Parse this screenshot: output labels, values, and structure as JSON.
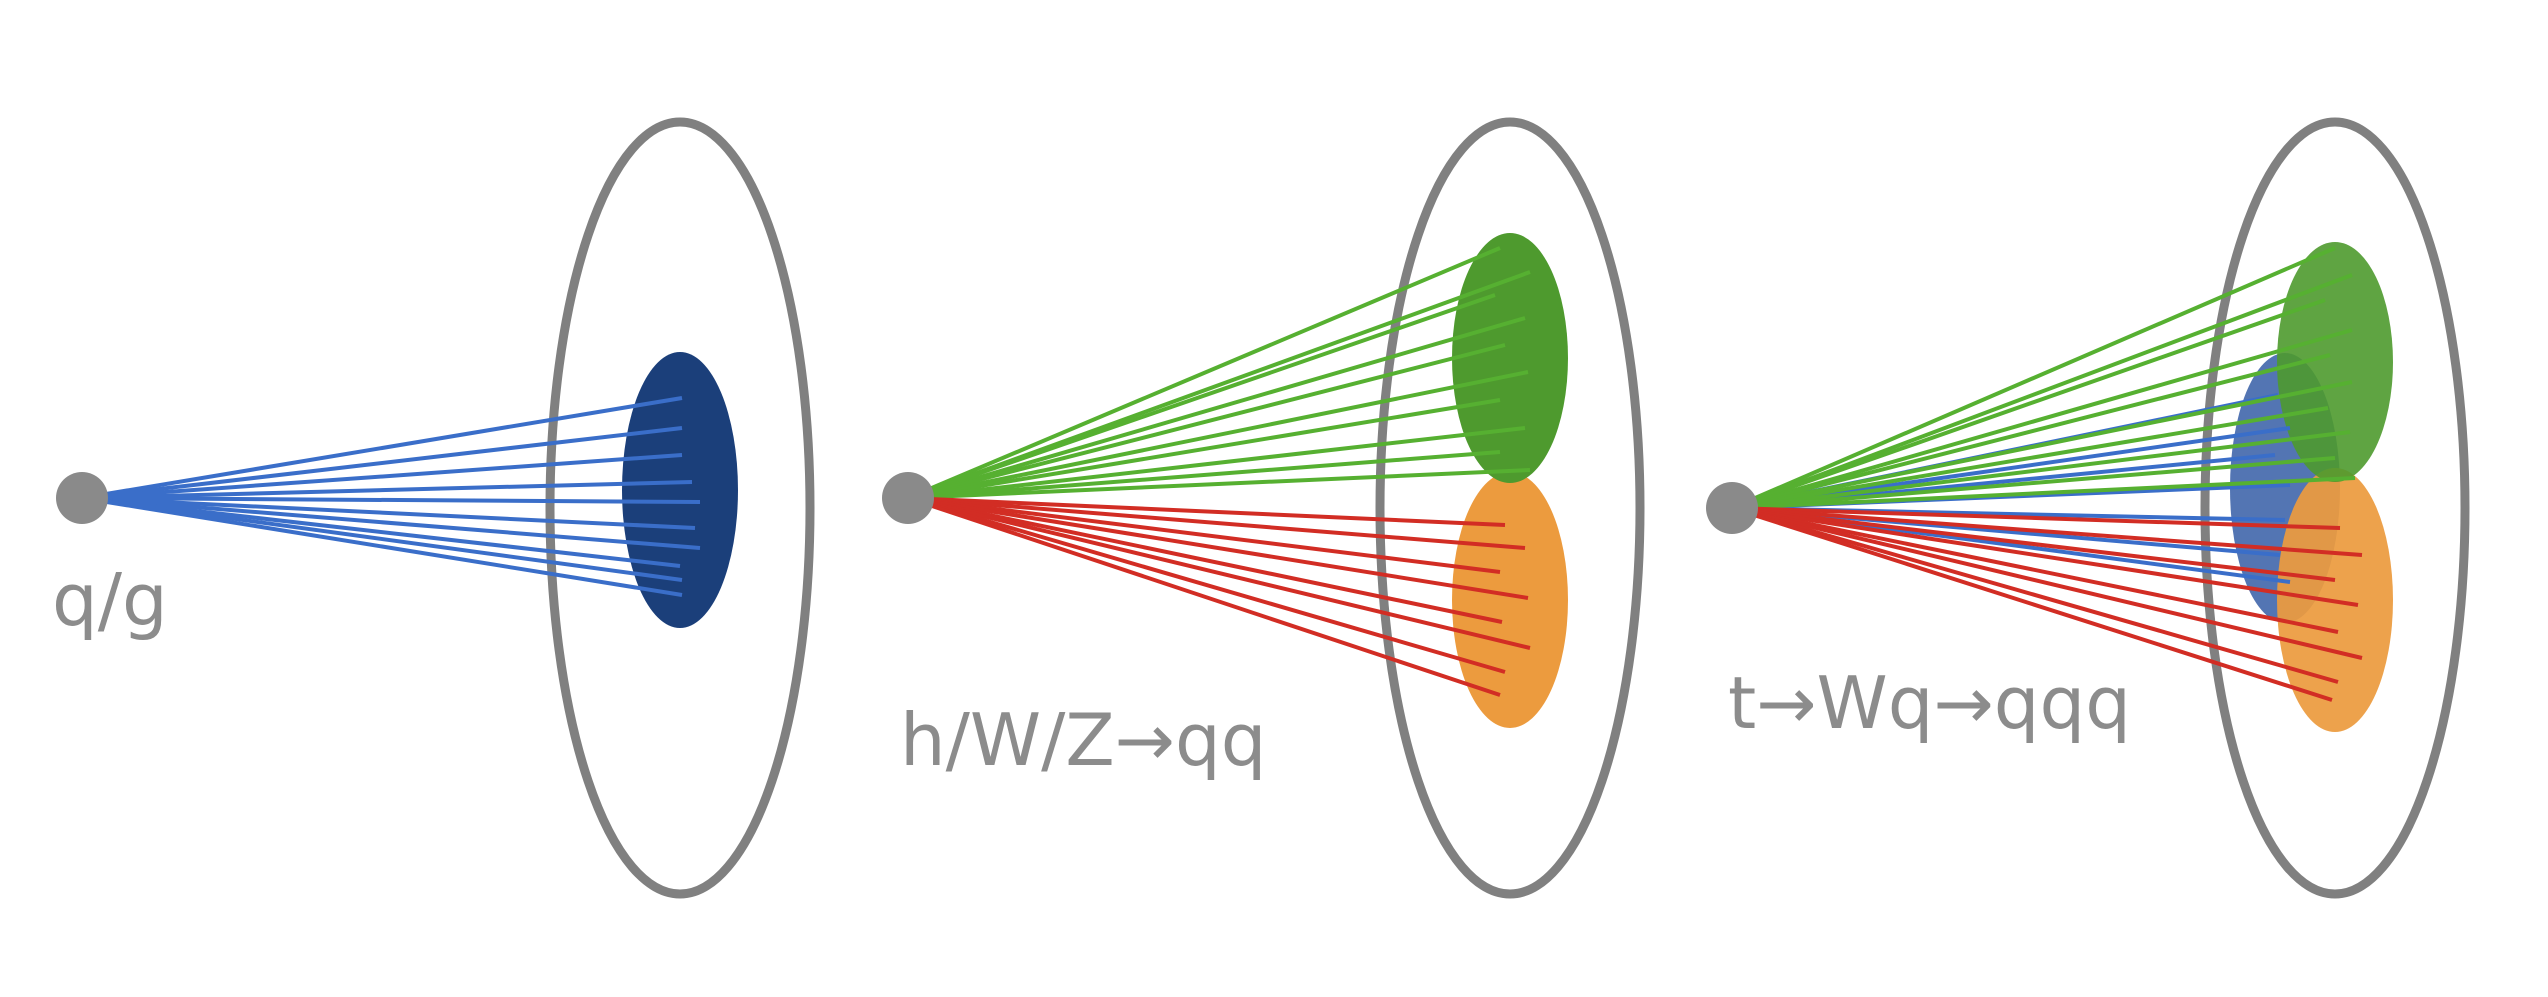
{
  "colors": {
    "background": "#ffffff",
    "ring": "#808080",
    "origin": "#8a8a8a",
    "label": "#8c8c8c",
    "dark_blue": "#1b3f7a",
    "blue": "#3a6ec9",
    "green": "#4e9a2e",
    "green_line": "#56b031",
    "orange": "#ec9b3e",
    "red": "#d22d24"
  },
  "panels": [
    {
      "label": "q/g"
    },
    {
      "label": "h/W/Z→qq"
    },
    {
      "label": "t→Wq→qqq"
    }
  ]
}
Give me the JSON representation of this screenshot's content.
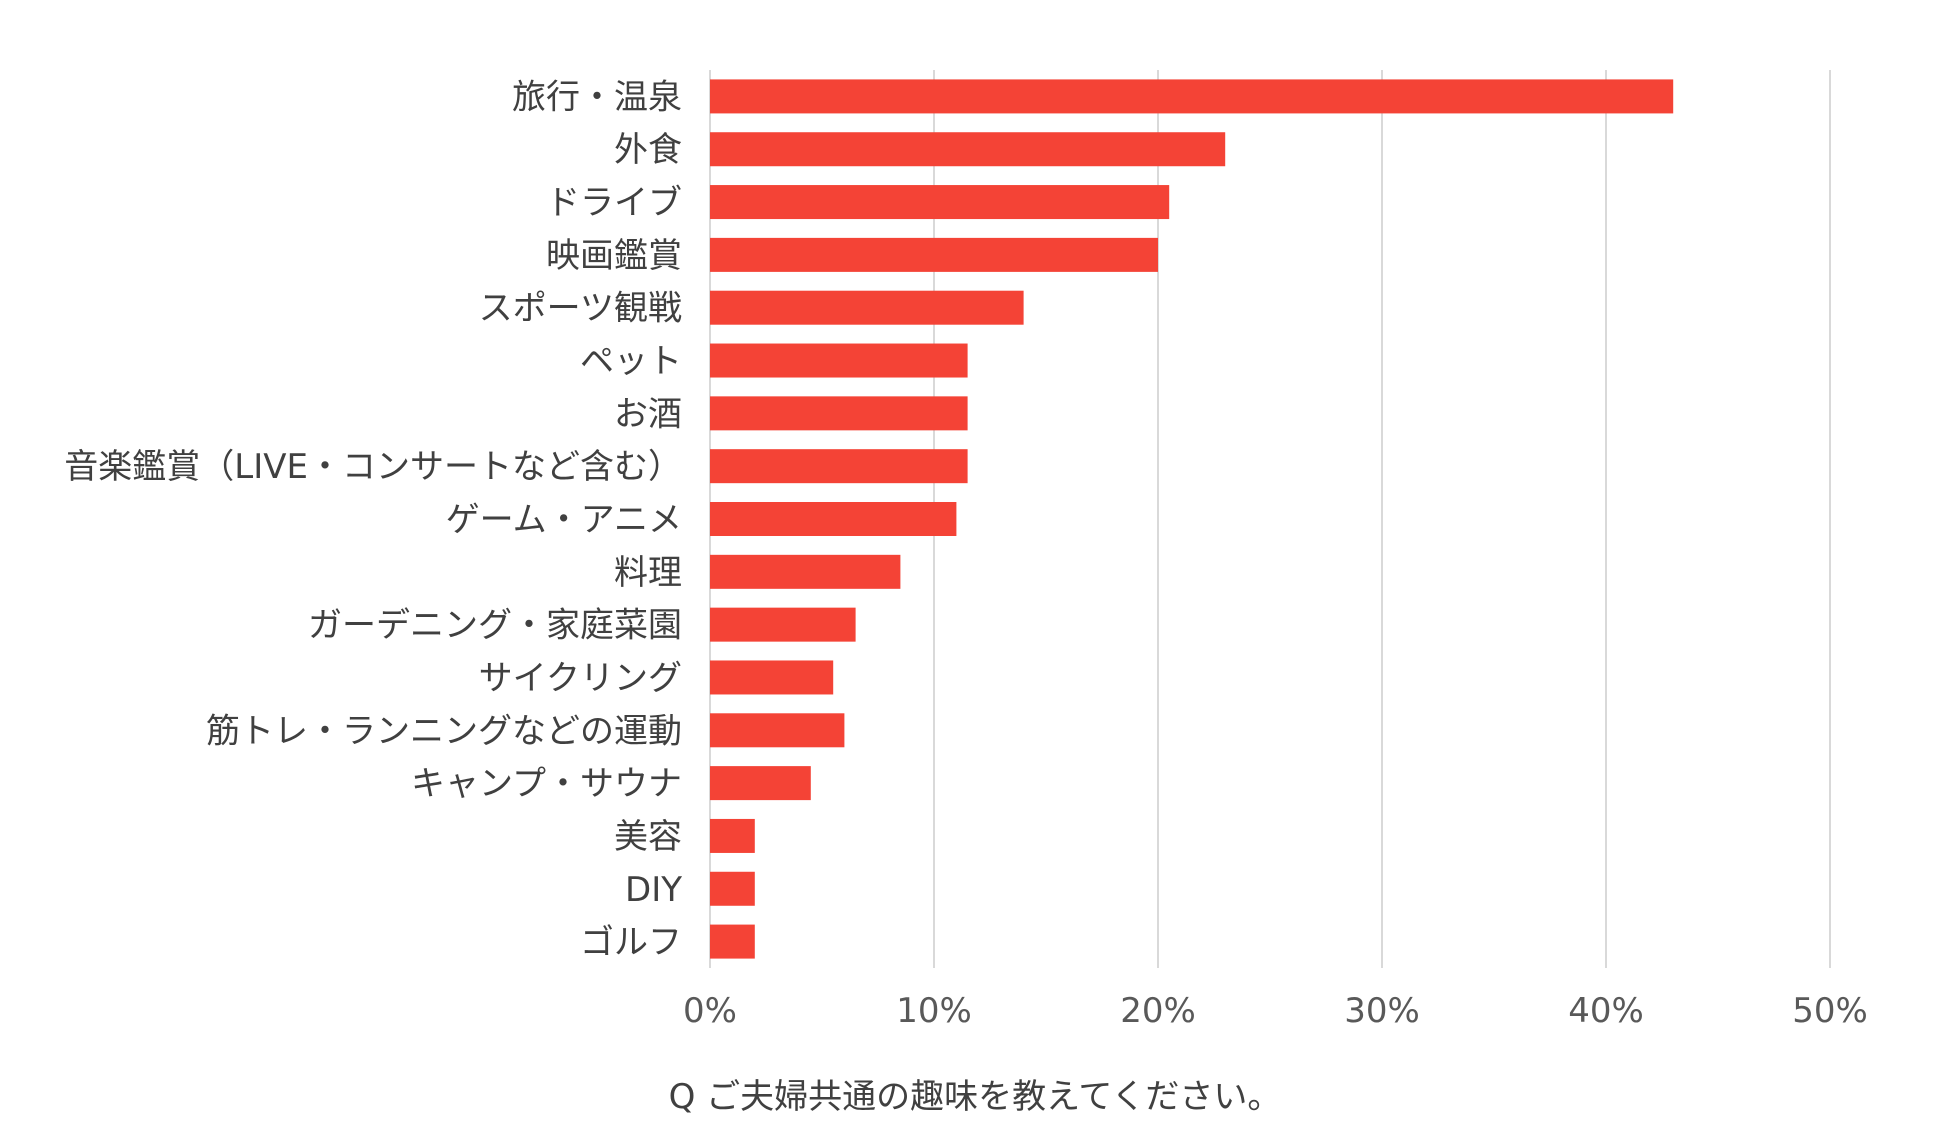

#### SET EXERCISE:
Give back the entries verbatim. Do not include any picture.

#### EXERCISE ANSWER:
Parse this screenshot: output labels, values, and structure as JSON.
{
  "colors": {
    "background": "#ffffff",
    "ring": "#808080",
    "origin": "#8a8a8a",
    "label": "#8c8c8c",
    "dark_blue": "#1b3f7a",
    "blue": "#3a6ec9",
    "green": "#4e9a2e",
    "green_line": "#56b031",
    "orange": "#ec9b3e",
    "red": "#d22d24"
  },
  "panels": [
    {
      "label": "q/g"
    },
    {
      "label": "h/W/Z→qq"
    },
    {
      "label": "t→Wq→qqq"
    }
  ]
}
Give me the JSON representation of this screenshot's content.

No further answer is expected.